┌──

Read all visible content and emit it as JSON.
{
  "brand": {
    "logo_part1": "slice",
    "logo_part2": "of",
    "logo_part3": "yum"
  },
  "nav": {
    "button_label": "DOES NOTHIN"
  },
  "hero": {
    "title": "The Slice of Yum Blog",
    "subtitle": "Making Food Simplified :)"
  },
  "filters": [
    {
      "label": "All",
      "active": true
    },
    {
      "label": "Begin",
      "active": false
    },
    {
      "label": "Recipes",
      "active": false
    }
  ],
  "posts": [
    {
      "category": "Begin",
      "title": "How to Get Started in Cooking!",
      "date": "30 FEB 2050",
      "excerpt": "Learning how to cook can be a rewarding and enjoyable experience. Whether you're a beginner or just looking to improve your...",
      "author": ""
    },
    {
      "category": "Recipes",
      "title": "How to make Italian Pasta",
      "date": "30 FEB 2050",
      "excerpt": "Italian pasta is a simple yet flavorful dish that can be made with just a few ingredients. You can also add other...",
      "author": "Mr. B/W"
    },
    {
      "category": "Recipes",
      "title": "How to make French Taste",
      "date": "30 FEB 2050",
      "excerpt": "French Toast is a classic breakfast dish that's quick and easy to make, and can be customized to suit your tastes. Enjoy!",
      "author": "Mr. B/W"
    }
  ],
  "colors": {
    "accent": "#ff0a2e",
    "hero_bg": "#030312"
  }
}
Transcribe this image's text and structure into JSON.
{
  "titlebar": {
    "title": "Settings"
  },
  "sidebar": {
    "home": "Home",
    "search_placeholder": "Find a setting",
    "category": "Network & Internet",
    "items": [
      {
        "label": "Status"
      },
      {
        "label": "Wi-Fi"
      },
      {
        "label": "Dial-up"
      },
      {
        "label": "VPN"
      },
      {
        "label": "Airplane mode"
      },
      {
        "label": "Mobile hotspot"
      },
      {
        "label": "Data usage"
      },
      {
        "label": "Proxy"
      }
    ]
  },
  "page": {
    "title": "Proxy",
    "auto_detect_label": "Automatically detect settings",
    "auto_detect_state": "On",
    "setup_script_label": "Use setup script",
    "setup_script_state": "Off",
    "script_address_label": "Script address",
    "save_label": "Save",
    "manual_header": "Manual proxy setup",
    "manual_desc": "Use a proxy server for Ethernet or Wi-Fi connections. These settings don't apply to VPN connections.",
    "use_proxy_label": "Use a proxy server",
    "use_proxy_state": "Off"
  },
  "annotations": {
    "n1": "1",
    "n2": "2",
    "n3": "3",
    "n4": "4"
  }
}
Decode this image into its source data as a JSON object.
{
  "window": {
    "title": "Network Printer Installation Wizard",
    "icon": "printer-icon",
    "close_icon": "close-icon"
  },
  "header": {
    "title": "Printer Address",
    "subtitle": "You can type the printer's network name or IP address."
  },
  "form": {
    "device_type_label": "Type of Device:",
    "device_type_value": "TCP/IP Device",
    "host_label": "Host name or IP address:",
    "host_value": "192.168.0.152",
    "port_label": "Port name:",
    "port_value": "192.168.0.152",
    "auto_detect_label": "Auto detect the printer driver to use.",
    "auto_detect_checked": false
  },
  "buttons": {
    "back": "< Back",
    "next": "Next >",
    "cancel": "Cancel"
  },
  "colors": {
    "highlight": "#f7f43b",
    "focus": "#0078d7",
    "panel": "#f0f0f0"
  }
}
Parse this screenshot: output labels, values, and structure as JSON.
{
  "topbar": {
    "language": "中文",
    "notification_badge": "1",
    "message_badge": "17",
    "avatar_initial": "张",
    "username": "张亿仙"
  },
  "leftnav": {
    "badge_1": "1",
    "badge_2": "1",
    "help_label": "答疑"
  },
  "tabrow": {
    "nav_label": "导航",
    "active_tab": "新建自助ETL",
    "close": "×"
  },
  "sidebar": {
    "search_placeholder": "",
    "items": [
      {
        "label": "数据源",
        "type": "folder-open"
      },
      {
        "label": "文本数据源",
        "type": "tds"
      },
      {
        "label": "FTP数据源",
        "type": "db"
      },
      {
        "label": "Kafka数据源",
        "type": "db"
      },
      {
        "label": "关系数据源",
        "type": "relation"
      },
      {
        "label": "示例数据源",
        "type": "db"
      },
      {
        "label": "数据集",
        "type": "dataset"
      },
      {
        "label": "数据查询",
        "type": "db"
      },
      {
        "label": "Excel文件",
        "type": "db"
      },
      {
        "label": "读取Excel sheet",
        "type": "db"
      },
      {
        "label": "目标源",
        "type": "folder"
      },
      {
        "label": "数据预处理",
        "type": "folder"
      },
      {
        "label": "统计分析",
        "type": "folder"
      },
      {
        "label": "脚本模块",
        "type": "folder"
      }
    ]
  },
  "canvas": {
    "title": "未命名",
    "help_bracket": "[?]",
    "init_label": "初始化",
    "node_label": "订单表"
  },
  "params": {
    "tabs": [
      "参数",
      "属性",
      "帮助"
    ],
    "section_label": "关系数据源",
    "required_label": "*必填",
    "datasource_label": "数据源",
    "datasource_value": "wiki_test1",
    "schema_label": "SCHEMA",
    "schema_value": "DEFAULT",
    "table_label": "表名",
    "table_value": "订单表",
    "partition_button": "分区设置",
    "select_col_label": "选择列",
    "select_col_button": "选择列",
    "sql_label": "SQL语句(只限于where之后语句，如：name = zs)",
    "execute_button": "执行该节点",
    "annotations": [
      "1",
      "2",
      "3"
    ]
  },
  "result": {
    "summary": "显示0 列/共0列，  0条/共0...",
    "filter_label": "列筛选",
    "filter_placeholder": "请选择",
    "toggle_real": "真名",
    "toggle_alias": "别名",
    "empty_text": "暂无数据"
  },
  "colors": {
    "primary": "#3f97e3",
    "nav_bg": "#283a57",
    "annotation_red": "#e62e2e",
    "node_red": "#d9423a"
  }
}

└──

Give back the whole listing exactly as it reads.

#### [Correct response]
Read all visible content and emit it as JSON.
{
  "brand": {
    "logo_part1": "slice",
    "logo_part2": "of",
    "logo_part3": "yum"
  },
  "nav": {
    "button_label": "DOES NOTHIN"
  },
  "hero": {
    "title": "The Slice of Yum Blog",
    "subtitle": "Making Food Simplified :)"
  },
  "filters": [
    {
      "label": "All",
      "active": true
    },
    {
      "label": "Begin",
      "active": false
    },
    {
      "label": "Recipes",
      "active": false
    }
  ],
  "posts": [
    {
      "category": "Begin",
      "title": "How to Get Started in Cooking!",
      "date": "30 FEB 2050",
      "excerpt": "Learning how to cook can be a rewarding and enjoyable experience. Whether you're a beginner or just looking to improve your...",
      "author": ""
    },
    {
      "category": "Recipes",
      "title": "How to make Italian Pasta",
      "date": "30 FEB 2050",
      "excerpt": "Italian pasta is a simple yet flavorful dish that can be made with just a few ingredients. You can also add other...",
      "author": "Mr. B/W"
    },
    {
      "category": "Recipes",
      "title": "How to make French Taste",
      "date": "30 FEB 2050",
      "excerpt": "French Toast is a classic breakfast dish that's quick and easy to make, and can be customized to suit your tastes. Enjoy!",
      "author": "Mr. B/W"
    }
  ],
  "colors": {
    "accent": "#ff0a2e",
    "hero_bg": "#030312"
  }
}
Transcribe this image's text and structure into JSON.
{
  "titlebar": {
    "title": "Settings"
  },
  "sidebar": {
    "home": "Home",
    "search_placeholder": "Find a setting",
    "category": "Network & Internet",
    "items": [
      {
        "label": "Status"
      },
      {
        "label": "Wi-Fi"
      },
      {
        "label": "Dial-up"
      },
      {
        "label": "VPN"
      },
      {
        "label": "Airplane mode"
      },
      {
        "label": "Mobile hotspot"
      },
      {
        "label": "Data usage"
      },
      {
        "label": "Proxy"
      }
    ]
  },
  "page": {
    "title": "Proxy",
    "auto_detect_label": "Automatically detect settings",
    "auto_detect_state": "On",
    "setup_script_label": "Use setup script",
    "setup_script_state": "Off",
    "script_address_label": "Script address",
    "save_label": "Save",
    "manual_header": "Manual proxy setup",
    "manual_desc": "Use a proxy server for Ethernet or Wi-Fi connections. These settings don't apply to VPN connections.",
    "use_proxy_label": "Use a proxy server",
    "use_proxy_state": "Off"
  },
  "annotations": {
    "n1": "1",
    "n2": "2",
    "n3": "3",
    "n4": "4"
  }
}
Decode this image into its source data as a JSON object.
{
  "window": {
    "title": "Network Printer Installation Wizard",
    "icon": "printer-icon",
    "close_icon": "close-icon"
  },
  "header": {
    "title": "Printer Address",
    "subtitle": "You can type the printer's network name or IP address."
  },
  "form": {
    "device_type_label": "Type of Device:",
    "device_type_value": "TCP/IP Device",
    "host_label": "Host name or IP address:",
    "host_value": "192.168.0.152",
    "port_label": "Port name:",
    "port_value": "192.168.0.152",
    "auto_detect_label": "Auto detect the printer driver to use.",
    "auto_detect_checked": false
  },
  "buttons": {
    "back": "< Back",
    "next": "Next >",
    "cancel": "Cancel"
  },
  "colors": {
    "highlight": "#f7f43b",
    "focus": "#0078d7",
    "panel": "#f0f0f0"
  }
}
Parse this screenshot: output labels, values, and structure as JSON.
{
  "topbar": {
    "language": "中文",
    "notification_badge": "1",
    "message_badge": "17",
    "avatar_initial": "张",
    "username": "张亿仙"
  },
  "leftnav": {
    "badge_1": "1",
    "badge_2": "1",
    "help_label": "答疑"
  },
  "tabrow": {
    "nav_label": "导航",
    "active_tab": "新建自助ETL",
    "close": "×"
  },
  "sidebar": {
    "search_placeholder": "",
    "items": [
      {
        "label": "数据源",
        "type": "folder-open"
      },
      {
        "label": "文本数据源",
        "type": "tds"
      },
      {
        "label": "FTP数据源",
        "type": "db"
      },
      {
        "label": "Kafka数据源",
        "type": "db"
      },
      {
        "label": "关系数据源",
        "type": "relation"
      },
      {
        "label": "示例数据源",
        "type": "db"
      },
      {
        "label": "数据集",
        "type": "dataset"
      },
      {
        "label": "数据查询",
        "type": "db"
      },
      {
        "label": "Excel文件",
        "type": "db"
      },
      {
        "label": "读取Excel sheet",
        "type": "db"
      },
      {
        "label": "目标源",
        "type": "folder"
      },
      {
        "label": "数据预处理",
        "type": "folder"
      },
      {
        "label": "统计分析",
        "type": "folder"
      },
      {
        "label": "脚本模块",
        "type": "folder"
      }
    ]
  },
  "canvas": {
    "title": "未命名",
    "help_bracket": "[?]",
    "init_label": "初始化",
    "node_label": "订单表"
  },
  "params": {
    "tabs": [
      "参数",
      "属性",
      "帮助"
    ],
    "section_label": "关系数据源",
    "required_label": "*必填",
    "datasource_label": "数据源",
    "datasource_value": "wiki_test1",
    "schema_label": "SCHEMA",
    "schema_value": "DEFAULT",
    "table_label": "表名",
    "table_value": "订单表",
    "partition_button": "分区设置",
    "select_col_label": "选择列",
    "select_col_button": "选择列",
    "sql_label": "SQL语句(只限于where之后语句，如：name = zs)",
    "execute_button": "执行该节点",
    "annotations": [
      "1",
      "2",
      "3"
    ]
  },
  "result": {
    "summary": "显示0 列/共0列，  0条/共0...",
    "filter_label": "列筛选",
    "filter_placeholder": "请选择",
    "toggle_real": "真名",
    "toggle_alias": "别名",
    "empty_text": "暂无数据"
  },
  "colors": {
    "primary": "#3f97e3",
    "nav_bg": "#283a57",
    "annotation_red": "#e62e2e",
    "node_red": "#d9423a"
  }
}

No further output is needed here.